* 练习 A *
能用两句话概括这篇谈山水的文章吗?
* 练习 B *
请把这篇谈山水的文章从"我常自问我一生最值得夸耀的亊"到"不知曾害得多少暮年诗人落泪。"一字不差地抄写下来。

* 来源 *
===============
凌叔华(第2/4页)
我常自问我一生最值得夸耀的亊,恐怕算是我比我的许多朋友逛的山多,住近山的年数也比他们多吧?我曾漫游或住过许多名山或不知名的大小山。在中国五岳中我到过四岳,和匡庐、峨盾以及南北高峰及大小三峡,在日本游过富士、日光及京都的岚山;在欧洲的意大利西班牙,也去过不少古迹的大山。在瑞士,山头带雪的山以及少女峰,在英格兰湖区的山及苏格兰的高山,这些地方我都流连赏玩过。有不少的山,我且揣摸下它们的色泽形象。当风雨长夜,它们会来慰问我的寂寥,我呢,常常焚几枝香,泡一壶清茗,静静的享受“风雨故人来”之乐。
我常想对山水最富情感与理想的民族,中国人恐怕可算首屈一指了。我们都是从孩提时就受过爱山水的训练,许多中国孩子很小就读过“空山不见人,但闻人语响”或“白日依山尽,黄河入海流”的。我们的诗人高士,却是“少无适俗韵,性本爱丘山”的。如果用近来的统计方法去算古今诗集里关于山水的诗句,恐怕字数可过千万吧?陆放翁因为自己爱山,又怕人不懂得看山,便指出一个有趣的肴法说“看山只合倒骑驴”。辛弃疾也因为自己嗜好山水,却怕年青人像自己那样失掉欣赏山水的机会,他所以写“只因买得青山好,却恨归来白发多。”这两句词却不知曾害得多少暮年诗人落泪。
我时常想起,当我初学山水画时,我的老师(王竹林师专画山水兰竹)再三说过:“你学画山水,第一得懂得山水的性情脾气,等到你懂得它的性情牌气到了家,你就会猜到了什么时候它要笑,什么时候它发愁,什么时候它打扮起来,什么时候它像是生气,什么时候它会假装正经不理人。到你真的懂得山的脾气,你就会下笔潇洒自然了。就算是画的不照古人画法,你也可以自成一家的。”在那时我只有七八岁,我只觉得他说得“好玩”,却未想到这原是中国画的高超微妙道理。这在我单纯洁白的灵府,永远留下一个神的启示。等到我成长后,我才发现这些意思是古代中国画的大师曾说过的。
===============
* 数据行 *
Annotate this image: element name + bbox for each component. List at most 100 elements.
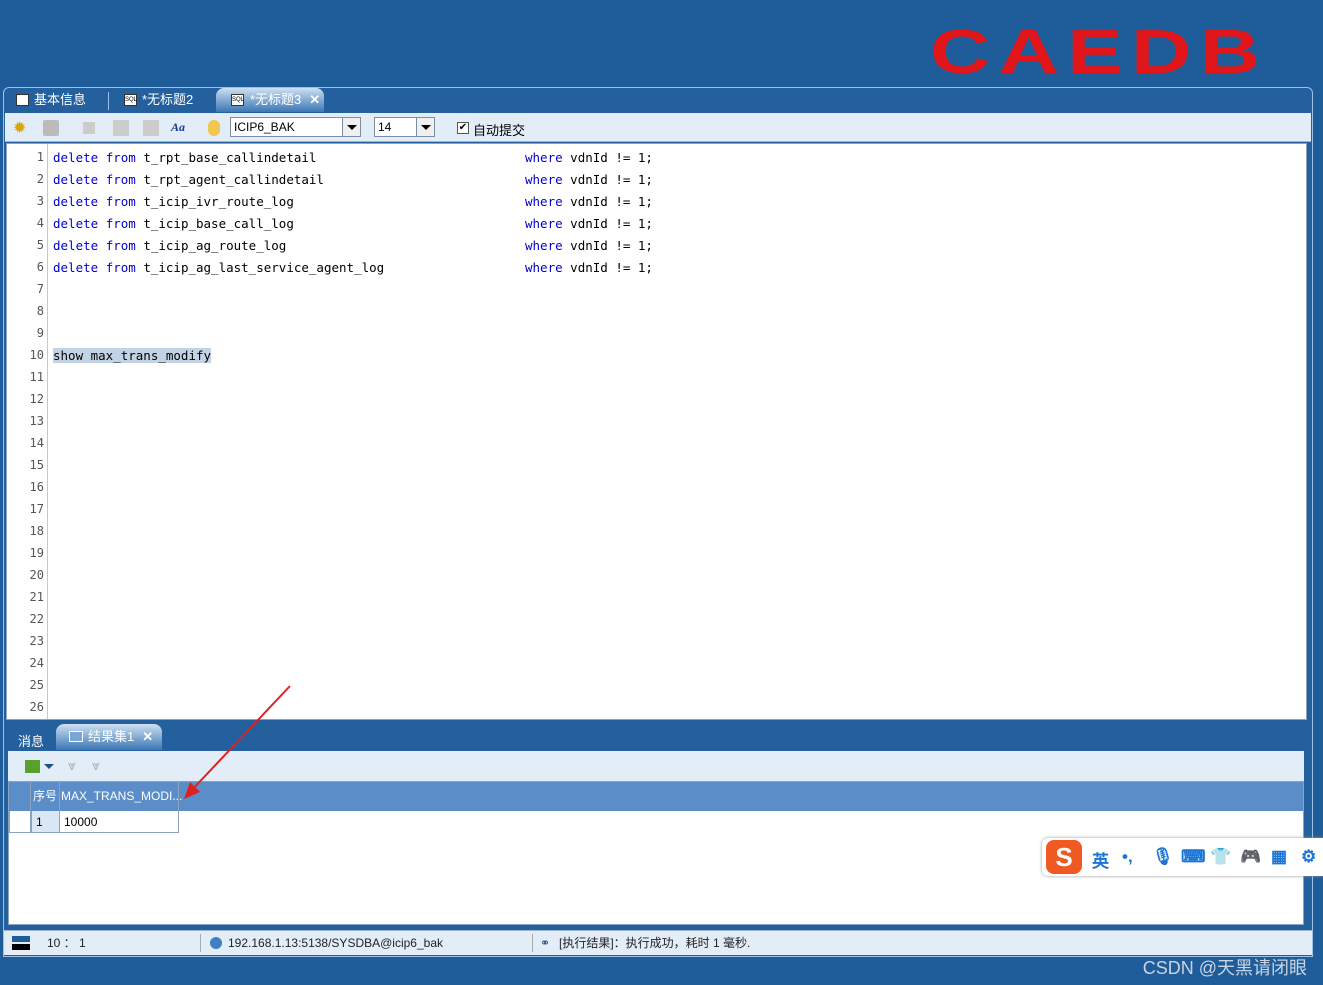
===============
* 参考答案 A *
作者游历或住过中国、日本和欧洲的许多山,风雨长夜里常焚香泡茶,静静享受"风雨故人来"之乐。作者认为中国人是对山水最富情感与理想的民族,还记得七八岁初学山水画时老师说要先懂得山水的性情脾气,长大后才发现这些意思古代中国画大师曾说过。

* 参考答案 B *
我常自问我一生最值得夸耀的亊,恐怕算是我比我的许多朋友逛的山多,住近山的年数也比他们多吧?我曾漫游或住过许多名山或不知名的大小山。在中国五岳中我到过四岳,和匡庐、峨盾以及南北高峰及大小三峡,在日本游过富士、日光及京都的岚山;在欧洲的意大利西班牙,也去过不少古迹的大山。在瑞士,山头带雪的山以及少女峰,在英格兰湖区的山及苏格兰的高山,这些地方我都流连赏玩过。有不少的山,我且揣摸下它们的色泽形象。当风雨长夜,它们会来慰问我的寂寥,我呢,常常焚几枝香,泡一壶清茗,静静的享受“风雨故人来”之乐。
我常想对山水最富情感与理想的民族,中国人恐怕可算首屈一指了。我们都是从孩提时就受过爱山水的训练,许多中国孩子很小就读过“空山不见人,但闻人语响”或“白日依山尽,黄河入海流”的。我们的诗人高士,却是“少无适俗韵,性本爱丘山”的。如果用近来的统计方法去算古今诗集里关于山水的诗句,恐怕字数可过千万吧?陆放翁因为自己爱山,又怕人不懂得看山,便指出一个有趣的肴法说“看山只合倒骑驴”。辛弃疾也因为自己嗜好山水,却怕年青人像自己那样失掉欣赏山水的机会,他所以写“只因买得青山好,却恨归来白发多。”这两句词却不知曾害得多少暮年诗人落泪。